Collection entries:
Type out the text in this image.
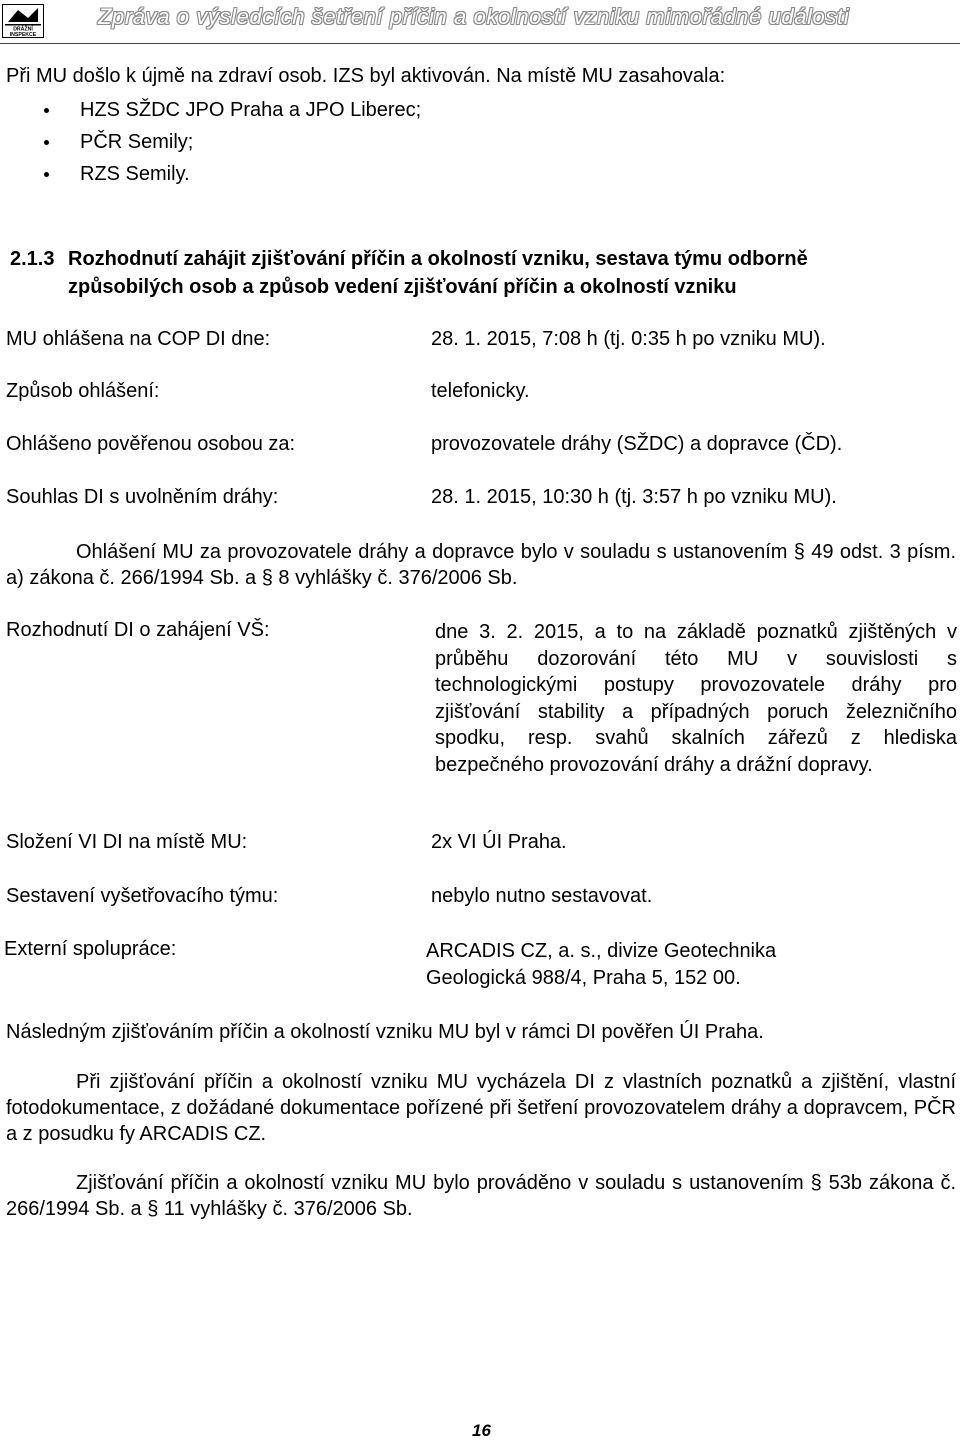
DRÁŽNÍ
INSPEKCE
Zpráva o výsledcích šetření příčin a okolností vzniku mimořádné události
Při MU došlo k újmě na zdraví osob. IZS byl aktivován. Na místě MU zasahovala:
HZS SŽDC JPO Praha a JPO Liberec;
PČR Semily;
RZS Semily.
2.1.3 Rozhodnutí zahájit zjišťování příčin a okolností vzniku, sestava týmu odborně
způsobilých osob a způsob vedení zjišťování příčin a okolností vzniku
MU ohlášena na COP DI dne:	28. 1. 2015, 7:08 h (tj. 0:35 h po vzniku MU).
Způsob ohlášení:	telefonicky.
Ohlášeno pověřenou osobou za:	provozovatele dráhy (SŽDC) a dopravce (ČD).
Souhlas DI s uvolněním dráhy:	28. 1. 2015, 10:30 h (tj. 3:57 h po vzniku MU).
Ohlášení MU za provozovatele dráhy a dopravce bylo v souladu s ustanovením § 49 odst. 3 písm. a) zákona č. 266/1994 Sb. a § 8 vyhlášky č. 376/2006 Sb.
Rozhodnutí DI o zahájení VŠ:	dne 3. 2. 2015, a to na základě poznatků zjištěných v průběhu dozorování této MU v souvislosti s technologickými postupy provozovatele dráhy pro zjišťování stability a případných poruch železničního spodku, resp. svahů skalních zářezů z hlediska bezpečného provozování dráhy a drážní dopravy.
Složení VI DI na místě MU:	2x VI ÚI Praha.
Sestavení vyšetřovacího týmu:	nebylo nutno sestavovat.
Externí spolupráce:	ARCADIS CZ, a. s., divize Geotechnika
Geologická 988/4, Praha 5, 152 00.
Následným zjišťováním příčin a okolností vzniku MU byl v rámci DI pověřen ÚI Praha.
Při zjišťování příčin a okolností vzniku MU vycházela DI z vlastních poznatků a zjištění, vlastní fotodokumentace, z dožádané dokumentace pořízené při šetření provozovatelem dráhy a dopravcem, PČR a z posudku fy ARCADIS CZ.
Zjišťování příčin a okolností vzniku MU bylo prováděno v souladu s ustanovením § 53b zákona č. 266/1994 Sb. a § 11 vyhlášky č. 376/2006 Sb.
16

TASK BRIEF: Go through the material above and copy each line that has the word "ARCADIS".

SOLUTION FOR THIS PROBLEM:
Externí spolupráce:	ARCADIS CZ, a. s., divize Geotechnika
Při zjišťování příčin a okolností vzniku MU vycházela DI z vlastních poznatků a zjištění, vlastní fotodokumentace, z dožádané dokumentace pořízené při šetření provozovatelem dráhy a dopravcem, PČR a z posudku fy ARCADIS CZ.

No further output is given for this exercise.